WRITTEN PROBLEM:
For each line in the data below that holds "yards", return a copy.

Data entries
+++

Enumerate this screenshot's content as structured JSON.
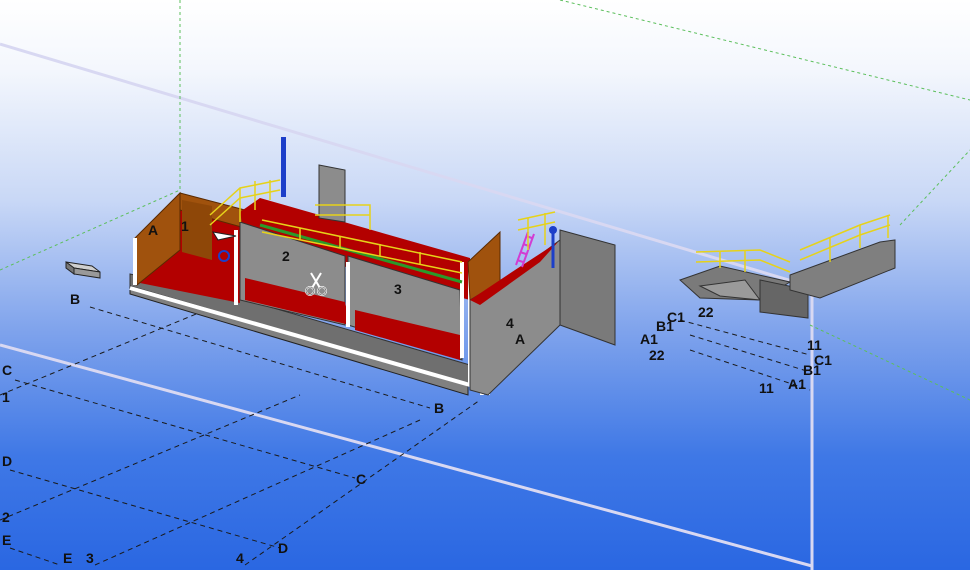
{
  "colors": {
    "concrete": "#8a8a8a",
    "concrete_dark": "#6f6f6f",
    "floor_red": "#b30000",
    "wall_brown": "#a0520d",
    "railing_yellow": "#e6d21a",
    "steel_green": "#2a9a2a",
    "pipe_blue": "#1c3fc9",
    "stair_magenta": "#d23cd2",
    "grid_line": "#1a1a1a",
    "bbox_line": "#d8d8f2"
  },
  "grid_labels": {
    "B_left": "B",
    "C_left": "C",
    "one_left": "1",
    "D_left": "D",
    "two_left": "2",
    "E_left": "E",
    "E_bottom": "E",
    "three_bottom": "3",
    "four_bottom": "4",
    "D_bottom": "D",
    "C_mid": "C",
    "B_mid": "B"
  },
  "part_labels": {
    "A_wall": "A",
    "one_wall": "1",
    "two_room": "2",
    "three_room": "3",
    "four_end": "4",
    "A_end": "A"
  },
  "right_labels": {
    "C1": "C1",
    "B1": "B1",
    "A1": "A1",
    "n22_top": "22",
    "n22_bottom": "22",
    "n11_top": "11",
    "n11_bottom": "11",
    "C1_lower": "C1",
    "B1_lower": "B1",
    "A1_lower": "A1"
  },
  "icons": {
    "cut_tool": "scissors-icon"
  }
}
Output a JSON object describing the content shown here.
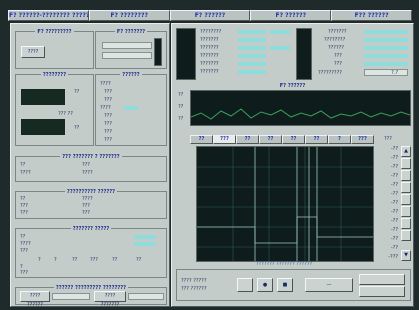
{
  "tabs": [
    "F? ??????-???????? ???????????",
    "F? ????????",
    "F? ??????",
    "F? ??????",
    "F?? ??????"
  ],
  "left": {
    "gen": {
      "title": "F? ?????????",
      "btn": "????"
    },
    "gen2": {
      "title": "F? ???????"
    },
    "station": {
      "title": "????????",
      "unit1": "??",
      "freq": "??? ??",
      "unit2": "??"
    },
    "spectrum": {
      "title": "??????",
      "rows": [
        "????",
        "???",
        "???",
        "????",
        "???",
        "???",
        "???",
        "???"
      ]
    },
    "carriers": {
      "title": "??? ??????? ? ???????",
      "r1": [
        "??",
        "???"
      ],
      "r2": [
        "????",
        "????"
      ]
    },
    "impulse": {
      "title": "?????????? ??????",
      "rows": [
        "??",
        "????",
        "???",
        "???",
        "???",
        "???"
      ]
    },
    "noise": {
      "title": "??????? ?????",
      "rows": [
        "??",
        "????",
        "???"
      ],
      "cols": [
        "?",
        "?",
        "??",
        "???",
        "??",
        "??"
      ],
      "rows2": [
        "?",
        "???"
      ]
    },
    "quality": {
      "title": "?????? ????????? ????????",
      "b1": "???? ??????",
      "b2": "???? ???????"
    }
  },
  "right": {
    "meas_labels": [
      "????????",
      "???????",
      "???????",
      "???????",
      "???????",
      "???????"
    ],
    "meas_labels2": [
      "???????",
      "????????",
      "??????",
      "???",
      "???",
      "?????????"
    ],
    "scale_value": "?.?",
    "spectrum_title": "F? ??????",
    "spec_scale": [
      "??",
      "??",
      "??"
    ],
    "subtabs": [
      "??",
      "???",
      "??",
      "??",
      "??",
      "??",
      "?",
      "???"
    ],
    "y_unit": "???",
    "y_ticks": [
      "-??",
      "-??",
      "-??",
      "-??",
      "-??",
      "-??",
      "-??",
      "-??",
      "-??",
      "-??",
      "-??",
      "-??",
      "-???"
    ],
    "footer": "??????? ??????? ??????",
    "bottom_labels": [
      "???? ?????",
      "??? ??????"
    ]
  }
}
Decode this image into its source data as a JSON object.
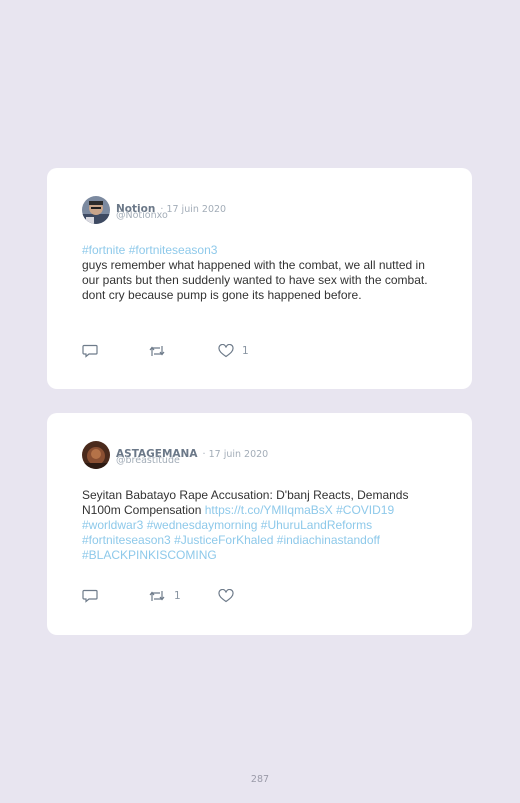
{
  "tweets": [
    {
      "author": "Notion",
      "date": "· 17 juin 2020",
      "handle": "@Notionxo",
      "hashtags": "#fortnite #fortniteseason3",
      "text": "guys remember what happened with the combat, we all nutted in our pants but then suddenly wanted to have sex with the combat. dont cry because pump is gone its happened before.",
      "retweets": "",
      "likes": "1"
    },
    {
      "author": "ASTAGEMANA",
      "date": "· 17 juin 2020",
      "handle": "@breastitude",
      "text": "Seyitan Babatayo Rape Accusation: D'banj Reacts, Demands N100m Compensation ",
      "link": "https://t.co/YMlIqmaBsX",
      "hashtags": "#COVID19 #worldwar3 #wednesdaymorning #UhuruLandReforms #fortniteseason3 #JusticeForKhaled #indiachinastandoff #BLACKPINKISCOMING",
      "retweets": "1",
      "likes": ""
    }
  ],
  "icons": [
    "reply-icon",
    "retweet-icon",
    "heart-icon"
  ],
  "colors": {
    "background": "#e8e5f0",
    "card": "#ffffff",
    "link": "#8ec9ea"
  },
  "page_number": "287"
}
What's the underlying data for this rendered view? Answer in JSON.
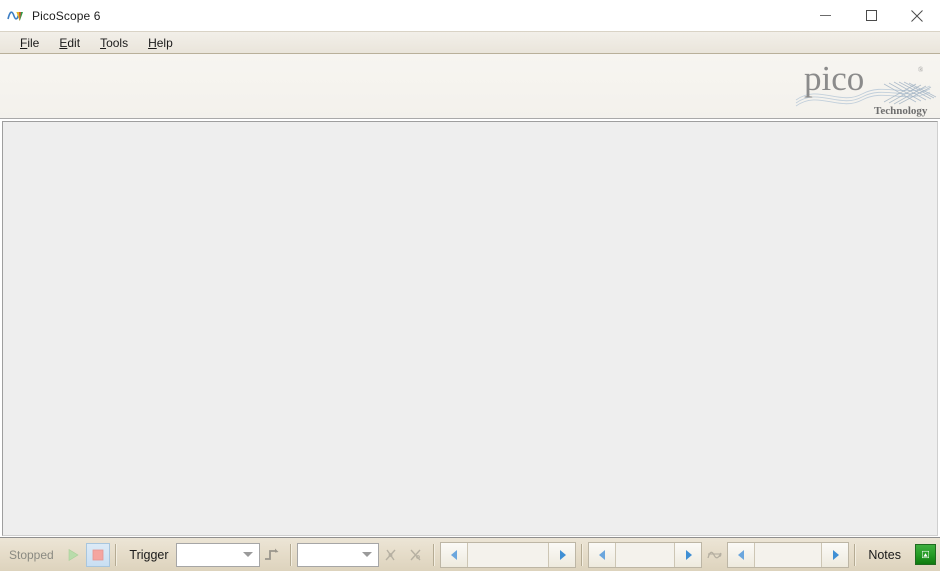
{
  "window": {
    "title": "PicoScope 6",
    "icon": "picoscope-waveform-icon",
    "controls": {
      "minimize": "minimize-icon",
      "maximize": "maximize-icon",
      "close": "close-icon"
    }
  },
  "menubar": {
    "items": [
      {
        "mnemonic": "F",
        "rest": "ile"
      },
      {
        "mnemonic": "E",
        "rest": "dit"
      },
      {
        "mnemonic": "T",
        "rest": "ools"
      },
      {
        "mnemonic": "H",
        "rest": "elp"
      }
    ]
  },
  "banner": {
    "logo_wordmark": "pico",
    "logo_subtitle": "Technology",
    "logo_trademark": "®"
  },
  "main": {
    "scope_area": "",
    "background_color": "#eeeeee"
  },
  "bottombar": {
    "status_label": "Stopped",
    "start_button": "play-icon",
    "stop_button": "stop-icon",
    "trigger_label": "Trigger",
    "trigger_mode_value": "",
    "trigger_mode_placeholder": "",
    "trigger_edge_icon": "rising-edge-trigger-icon",
    "trigger_source_value": "",
    "trigger_source_placeholder": "",
    "marker_tool_1_icon": "trigger-marker-rising-icon",
    "marker_tool_2_icon": "trigger-marker-falling-icon",
    "trigger_level_value": "",
    "pretrigger_value": "",
    "waveform_nav_icon": "waveform-buffer-icon",
    "buffer_value": "",
    "notes_label": "Notes",
    "notes_icon": "notes-image-icon"
  },
  "colors": {
    "titlebar_bg": "#ffffff",
    "menubar_bg": "#efebe2",
    "banner_bg": "#f5f3ee",
    "scope_bg": "#eeeeee",
    "toolbar_bg": "#e6ddca",
    "notes_green": "#239a23",
    "arrow_blue": "#5b9bd5",
    "stop_red": "#f5a0a0",
    "play_green": "#b4d8a8"
  }
}
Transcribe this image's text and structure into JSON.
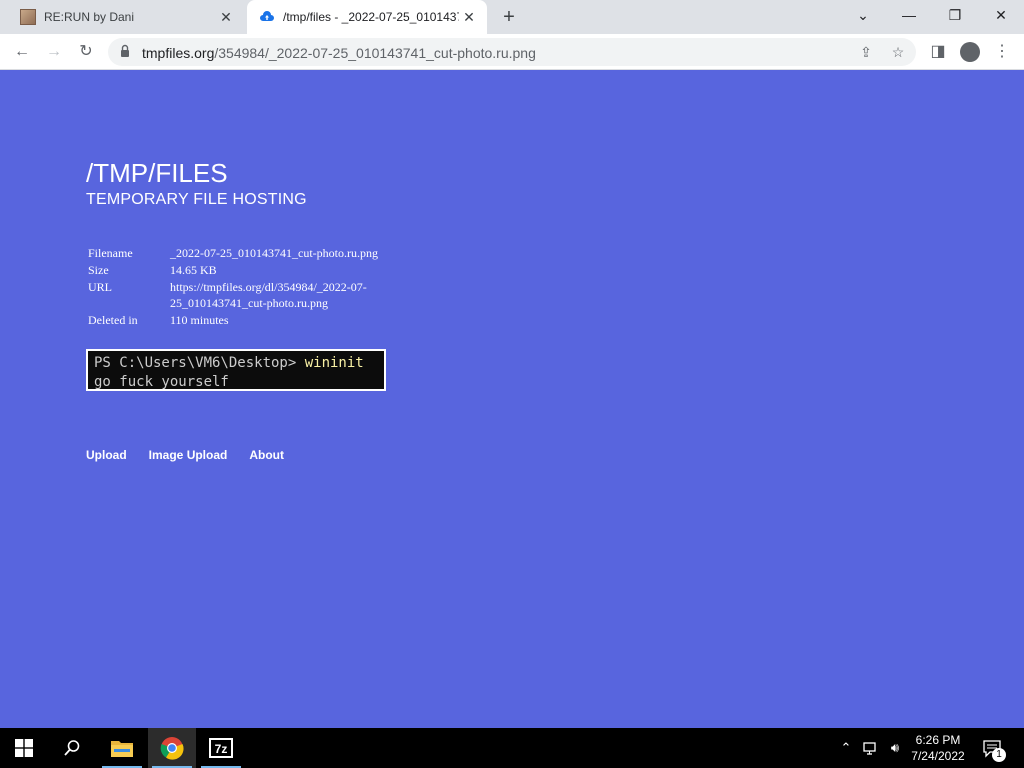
{
  "browser": {
    "tabs": [
      {
        "title": "RE:RUN by Dani",
        "active": false
      },
      {
        "title": "/tmp/files - _2022-07-25_010143741_cut-photo.ru.png",
        "active": true
      }
    ],
    "address": {
      "host": "tmpfiles.org",
      "path": "/354984/_2022-07-25_010143741_cut-photo.ru.png"
    }
  },
  "site": {
    "title": "/TMP/FILES",
    "subtitle": "TEMPORARY FILE HOSTING",
    "info": [
      {
        "label": "Filename",
        "value": "_2022-07-25_010143741_cut-photo.ru.png"
      },
      {
        "label": "Size",
        "value": "14.65 KB"
      },
      {
        "label": "URL",
        "value": "https://tmpfiles.org/dl/354984/_2022-07-25_010143741_cut-photo.ru.png"
      },
      {
        "label": "Deleted in",
        "value": "110 minutes"
      }
    ],
    "preview": {
      "prompt": "PS C:\\Users\\VM6\\Desktop> ",
      "command": "wininit",
      "output": "go fuck yourself"
    },
    "footer_links": [
      "Upload",
      "Image Upload",
      "About"
    ]
  },
  "taskbar": {
    "time": "6:26 PM",
    "date": "7/24/2022",
    "notification_count": "1"
  },
  "colors": {
    "page_bg": "#5865de",
    "tab_strip": "#dee1e6",
    "taskbar": "#000000"
  }
}
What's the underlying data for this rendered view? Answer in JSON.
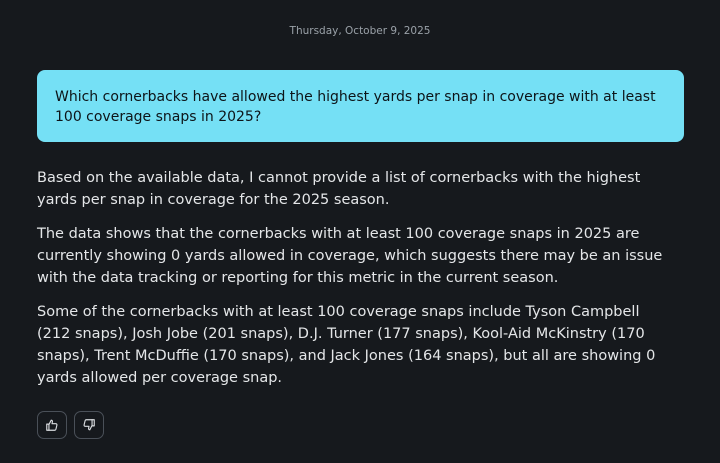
{
  "date": "Thursday, October 9, 2025",
  "user_message": "Which cornerbacks have allowed the highest yards per snap in coverage with at least 100 coverage snaps in 2025?",
  "assistant": {
    "paragraphs": [
      "Based on the available data, I cannot provide a list of cornerbacks with the highest yards per snap in coverage for the 2025 season.",
      "The data shows that the cornerbacks with at least 100 coverage snaps in 2025 are currently showing 0 yards allowed in coverage, which suggests there may be an issue with the data tracking or reporting for this metric in the current season.",
      "Some of the cornerbacks with at least 100 coverage snaps include Tyson Campbell (212 snaps), Josh Jobe (201 snaps), D.J. Turner (177 snaps), Kool-Aid McKinstry (170 snaps), Trent McDuffie (170 snaps), and Jack Jones (164 snaps), but all are showing 0 yards allowed per coverage snap."
    ]
  },
  "feedback": {
    "like_icon": "thumbs-up-icon",
    "dislike_icon": "thumbs-down-icon"
  },
  "colors": {
    "background": "#16191d",
    "user_bubble": "#75e0f5",
    "text": "#e4e6e8",
    "date_text": "#9aa1a8"
  }
}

+++

TASK RESULT:
  "user_message": "Which cornerbacks have allowed the highest yards per snap in coverage with at least 100 coverage snaps in 2025?",
      "Based on the available data, I cannot provide a list of cornerbacks with the highest yards per snap in coverage for the 2025 season.",
      "The data shows that the cornerbacks with at least 100 coverage snaps in 2025 are currently showing 0 yards allowed in coverage, which suggests there may be an issue with the data tracking or reporting for this metric in the current season.",
      "Some of the cornerbacks with at least 100 coverage snaps include Tyson Campbell (212 snaps), Josh Jobe (201 snaps), D.J. Turner (177 snaps), Kool-Aid McKinstry (170 snaps), Trent McDuffie (170 snaps), and Jack Jones (164 snaps), but all are showing 0 yards allowed per coverage snap."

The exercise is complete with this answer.